## READING PASSAGE
________________________________________

Thursday, January 8, 2009

Michael Olesker's "Tonight at 6"



My wife and I are usually in bed before the 11 o'clock news, so we seldom see what passes for local news in Baltimore. However, on Friday nights after watching one of our favorite shows Numb3rs, we sometimes linger on Channel 13 and catch the first segment of Eyewitness News. This is often accompanied by our own home version of Mystery Science Theatre 3000 as we watch the unintentionally hilarious circus that supposed to be serious news:

"Why is Dennis Edwards standing in front of the county police headquarters at 11 o'clock at night when the crime he's reporting on occurred this afternoon? Go back to the TV station, Dennis, it's cold outside!"

"Why is Bob Turk reporting the weather from the WJZ-TV parking lot? We don't have to see your breath to believe that it's in the mid-20s right now!"

"What do you mean there are no details about the shootout on North Avenue? How much you wanna bet at least one of the victims is a drug dealer?"

Oscar Levant, the remarkable pianist, composer, actor, and alcoholic, called the old news reels of his day "a series of catastrophes, ended by a fashion show." Watching the nightly shows, it doesn't look like we've advanced any since then. A typical Eyewitness News report consists of shootings, fires, car wrecks, and general mayhem from around the globe finished off with some feel-good piece about a dog who saved his 80-year-old master from choking to death. By the end of the show, you feel distraught but somehow no more enlightened about your community than you were before the broadcast. Such is the point of journalist Michael Olesker's book Tonight at 6: A Daily Show Masquerading as Local TV News.

For almost 20 years, Olesker provided a commentary five nights a week on WJZ's newscast. In 1983 when he started his gig, he was already a well-known columnist for The Baltimore Sun, providing daily insights into the pulse of Baltimore and its neighborhoods. WJZ had the hottest TV newscast in the city, thanks to the amiable rapport of its two anchormen Jerry Turner and Al Sanders. Olesker seemed to be plunked in as a way to bring some respectability to a newscast that was considered long on the warm and fuzzy, but short on real news. No one seemed to care, however, because everyone liked Jerry and Al so much. Two middle-aged men, one black-one white, one dignified authority figure-one the affable jokester, who created ratings magic, often pulling in more viewers than the other two major stations combined. The city loved Jerry and Al, and as long as they were delivering the news, no one questioned the vapid quality of the content.

________________________________________

## THINGS TO DO
[1] According to the review of Tonight at 6, in what year did Olesker start his commentary on WJZ?
[2] Switch "fashion show" to "weather report" in the review of Tonight at 6, and give back the passage between "Oscar Levant, the" and "Local TV News.", inclusive.
The listing that comes next is from a different source than the review of Tonight at 6.

## PROVIDED MATERIAL
________________________________________

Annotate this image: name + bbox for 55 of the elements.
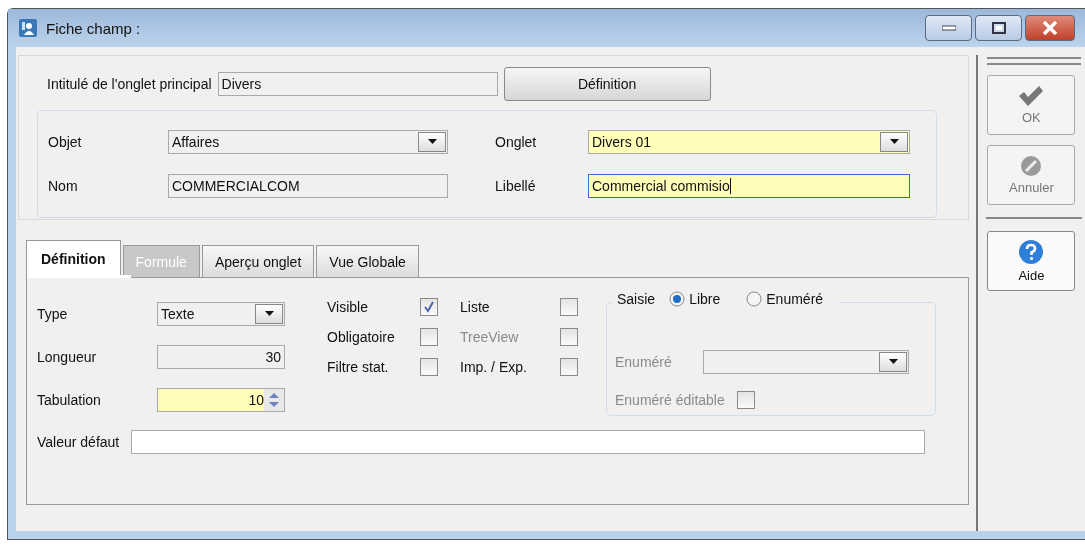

________________________________________

## THE SOLUTIONS
[1] 1983

[2]
Oscar Levant, the remarkable pianist, composer, actor, and alcoholic, called the old news reels of his day "a series of catastrophes, ended by a weather report." Watching the nightly shows, it doesn't look like we've advanced any since then. A typical Eyewitness News report consists of shootings, fires, car wrecks, and general mayhem from around the globe finished off with some feel-good piece about a dog who saved his 80-year-old master from choking to death. By the end of the show, you feel distraught but somehow no more enlightened about your community than you were before the broadcast. Such is the point of journalist Michael Olesker's book Tonight at 6: A Daily Show Masquerading as Local TV News.